* What is asked
The records below are to be copied word for word, with every picture left out.

+ + + + + + +

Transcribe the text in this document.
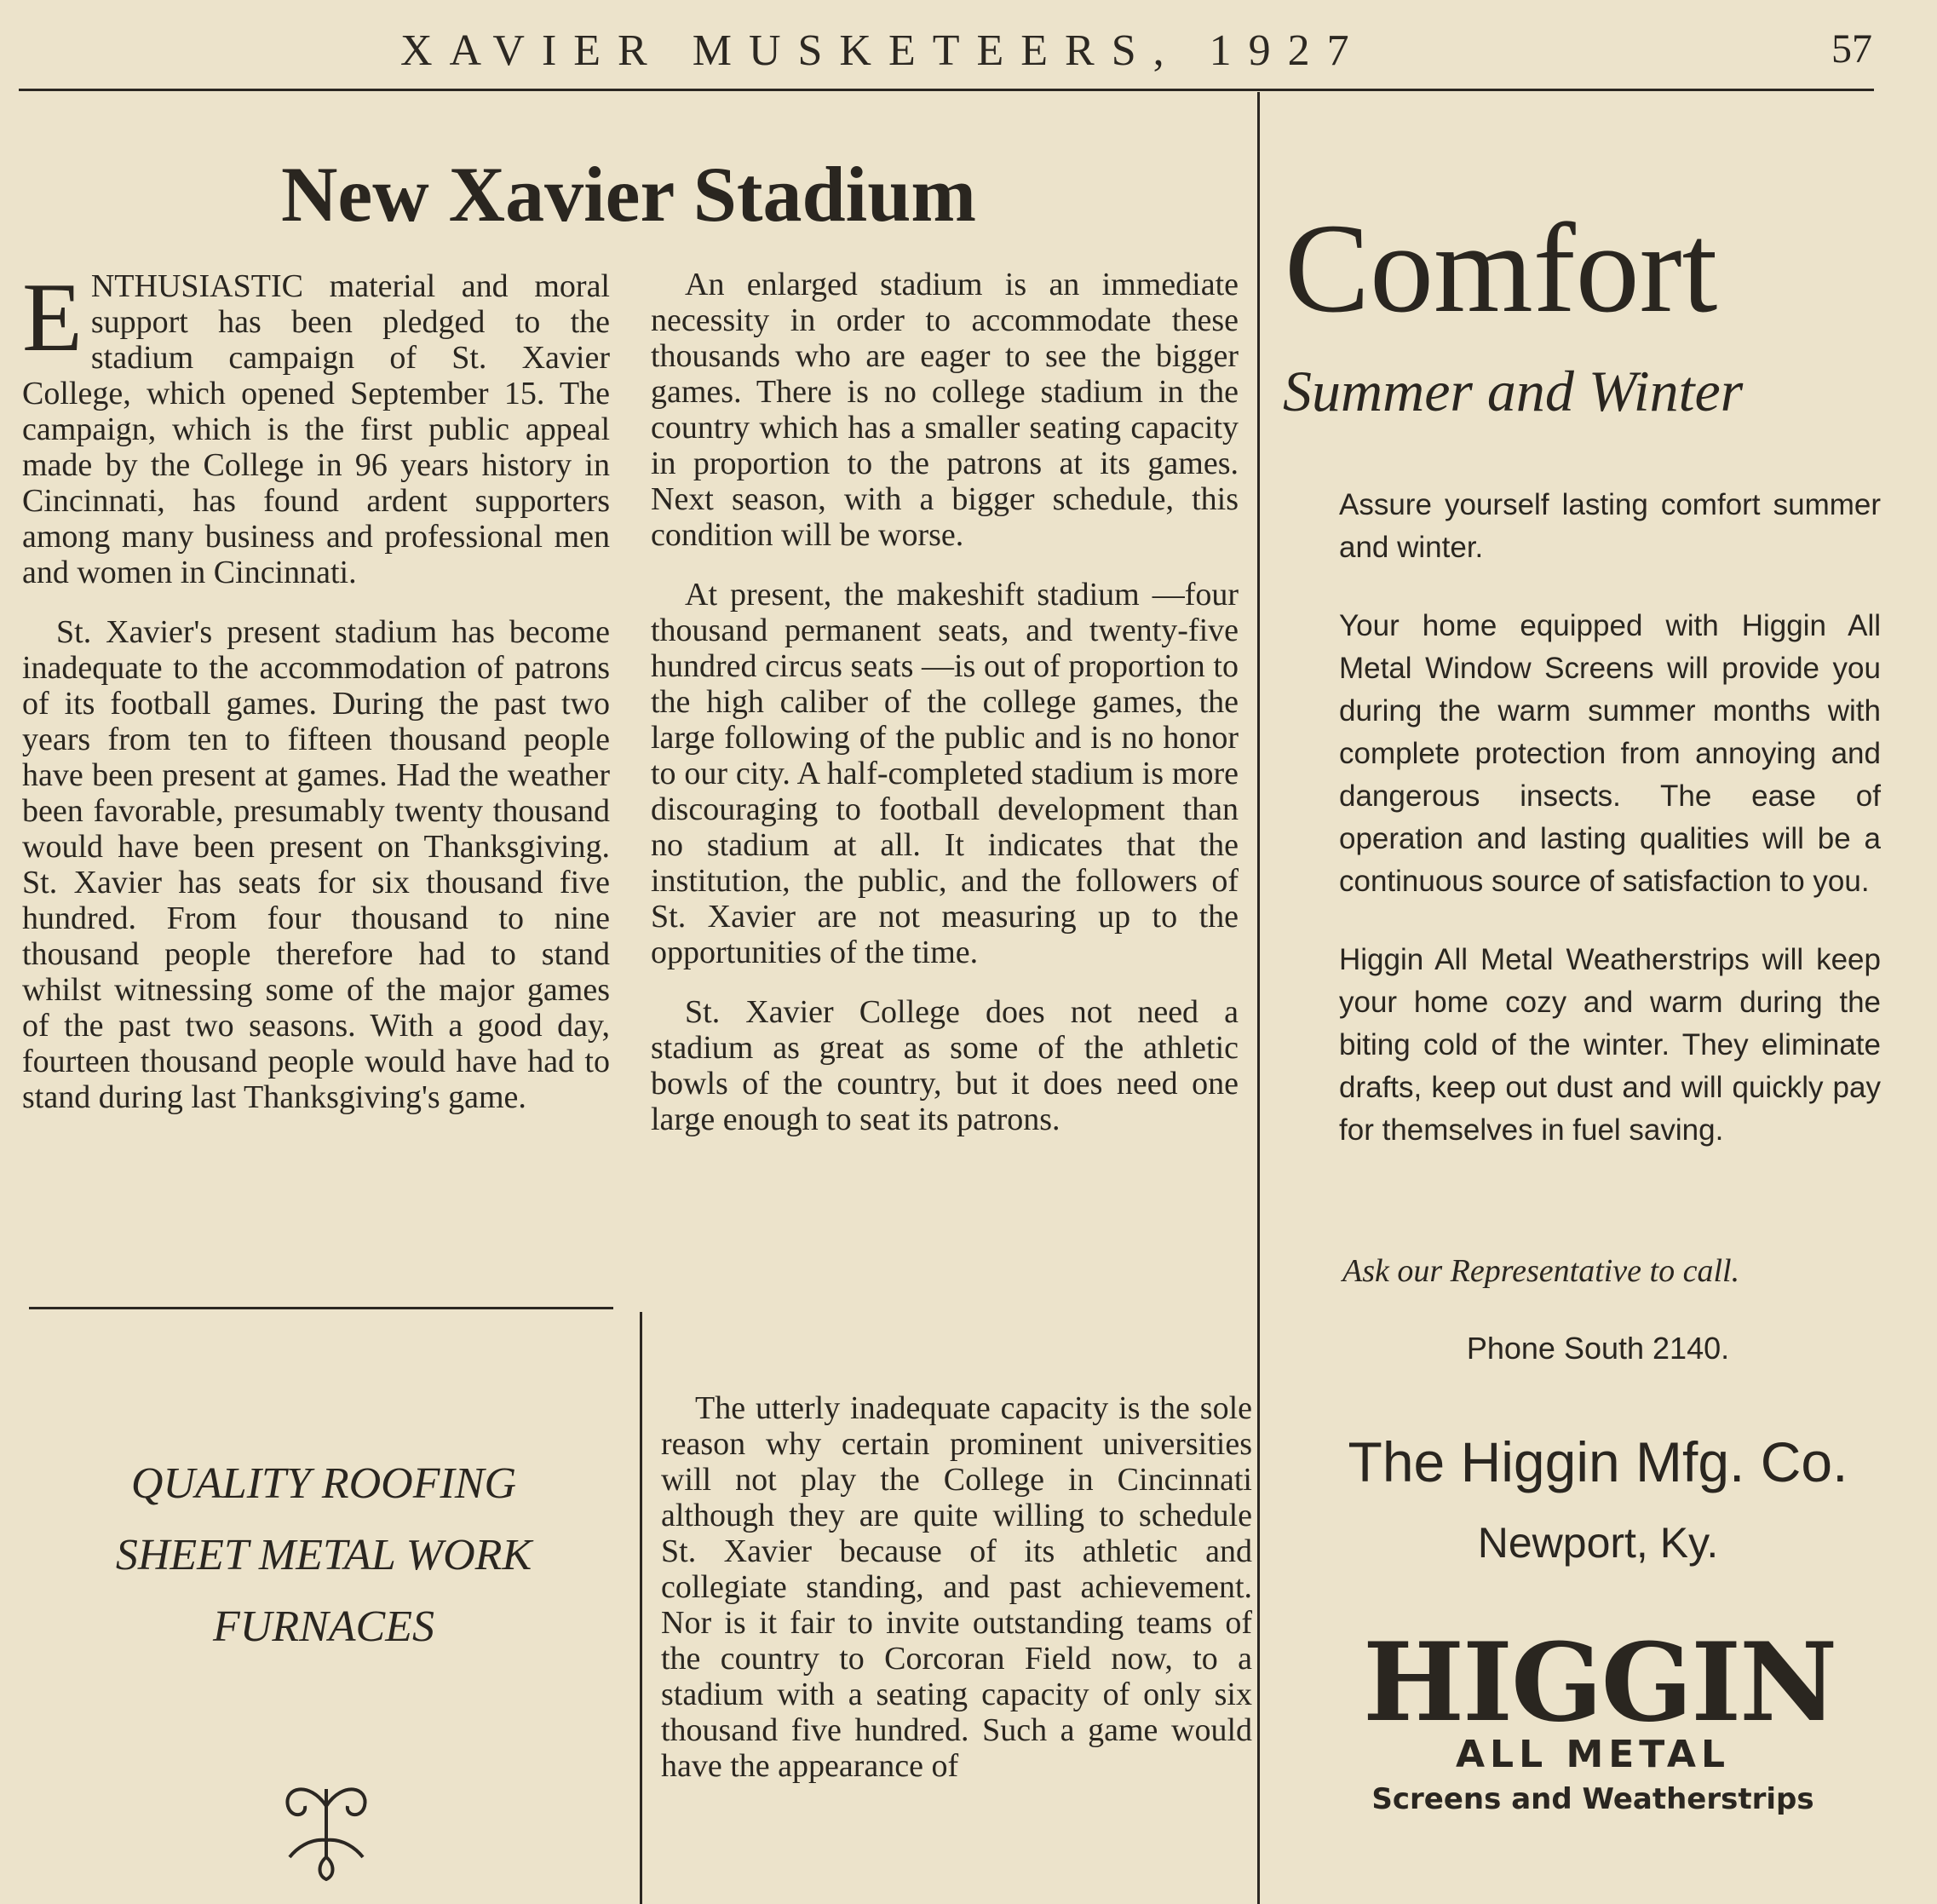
XAVIER MUSKETEERS, 1927	57
New Xavier Stadium

ENTHUSIASTIC material and moral support has been pledged to the stadium campaign of St. Xavier College, which opened September 15. The campaign, which is the first public appeal made by the College in 96 years history in Cincinnati, has found ardent supporters among many business and professional men and women in Cincinnati.

St. Xavier's present stadium has become inadequate to the accommodation of patrons of its football games. During the past two years from ten to fifteen thousand people have been present at games. Had the weather been favorable, presumably twenty thousand would have been present on Thanksgiving. St. Xavier has seats for six thousand five hundred. From four thousand to nine thousand people therefore had to stand whilst witnessing some of the major games of the past two seasons. With a good day, fourteen thousand people would have had to stand during last Thanksgiving's game.

An enlarged stadium is an immediate necessity in order to accommodate these thousands who are eager to see the bigger games. There is no college stadium in the country which has a smaller seating capacity in proportion to the patrons at its games. Next season, with a bigger schedule, this condition will be worse.

At present, the makeshift stadium —four thousand permanent seats, and twenty-five hundred circus seats —is out of proportion to the high caliber of the college games, the large following of the public and is no honor to our city. A half-completed stadium is more discouraging to football development than no stadium at all. It indicates that the institution, the public, and the followers of St. Xavier are not measuring up to the opportunities of the time.

St. Xavier College does not need a stadium as great as some of the athletic bowls of the country, but it does need one large enough to seat its patrons.

The utterly inadequate capacity is the sole reason why certain prominent universities will not play the College in Cincinnati although they are quite willing to schedule St. Xavier because of its athletic and collegiate standing, and past achievement. Nor is it fair to invite outstanding teams of the country to Corcoran Field now, to a stadium with a seating capacity of only six thousand five hundred. Such a game would have the appearance of

QUALITY ROOFING
SHEET METAL WORK
FURNACES
Comfort
Summer and Winter

Assure yourself lasting comfort summer and winter.

Your home equipped with Higgin All Metal Window Screens will provide you during the warm summer months with complete protection from annoying and dangerous insects. The ease of operation and lasting qualities will be a continuous source of satisfaction to you.

Higgin All Metal Weatherstrips will keep your home cozy and warm during the biting cold of the winter. They eliminate drafts, keep out dust and will quickly pay for themselves in fuel saving.

Ask our Representative to call.
Phone South 2140.
The Higgin Mfg. Co.
Newport, Ky.
HIGGIN
ALL METAL
Screens and Weatherstrips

+ + + + + + +

* Exercise response
Transcribe the text in this document.
XAVIER MUSKETEERS, 1927	57
New Xavier Stadium

ENTHUSIASTIC material and moral support has been pledged to the stadium campaign of St. Xavier College, which opened September 15. The campaign, which is the first public appeal made by the College in 96 years history in Cincinnati, has found ardent supporters among many business and professional men and women in Cincinnati.

St. Xavier's present stadium has become inadequate to the accommodation of patrons of its football games. During the past two years from ten to fifteen thousand people have been present at games. Had the weather been favorable, presumably twenty thousand would have been present on Thanksgiving. St. Xavier has seats for six thousand five hundred. From four thousand to nine thousand people therefore had to stand whilst witnessing some of the major games of the past two seasons. With a good day, fourteen thousand people would have had to stand during last Thanksgiving's game.

An enlarged stadium is an immediate necessity in order to accommodate these thousands who are eager to see the bigger games. There is no college stadium in the country which has a smaller seating capacity in proportion to the patrons at its games. Next season, with a bigger schedule, this condition will be worse.

At present, the makeshift stadium —four thousand permanent seats, and twenty-five hundred circus seats —is out of proportion to the high caliber of the college games, the large following of the public and is no honor to our city. A half-completed stadium is more discouraging to football development than no stadium at all. It indicates that the institution, the public, and the followers of St. Xavier are not measuring up to the opportunities of the time.

St. Xavier College does not need a stadium as great as some of the athletic bowls of the country, but it does need one large enough to seat its patrons.

The utterly inadequate capacity is the sole reason why certain prominent universities will not play the College in Cincinnati although they are quite willing to schedule St. Xavier because of its athletic and collegiate standing, and past achievement. Nor is it fair to invite outstanding teams of the country to Corcoran Field now, to a stadium with a seating capacity of only six thousand five hundred. Such a game would have the appearance of

QUALITY ROOFING
SHEET METAL WORK
FURNACES
Comfort
Summer and Winter

Assure yourself lasting comfort summer and winter.

Your home equipped with Higgin All Metal Window Screens will provide you during the warm summer months with complete protection from annoying and dangerous insects. The ease of operation and lasting qualities will be a continuous source of satisfaction to you.

Higgin All Metal Weatherstrips will keep your home cozy and warm during the biting cold of the winter. They eliminate drafts, keep out dust and will quickly pay for themselves in fuel saving.

Ask our Representative to call.
Phone South 2140.
The Higgin Mfg. Co.
Newport, Ky.
HIGGIN
ALL METAL
Screens and Weatherstrips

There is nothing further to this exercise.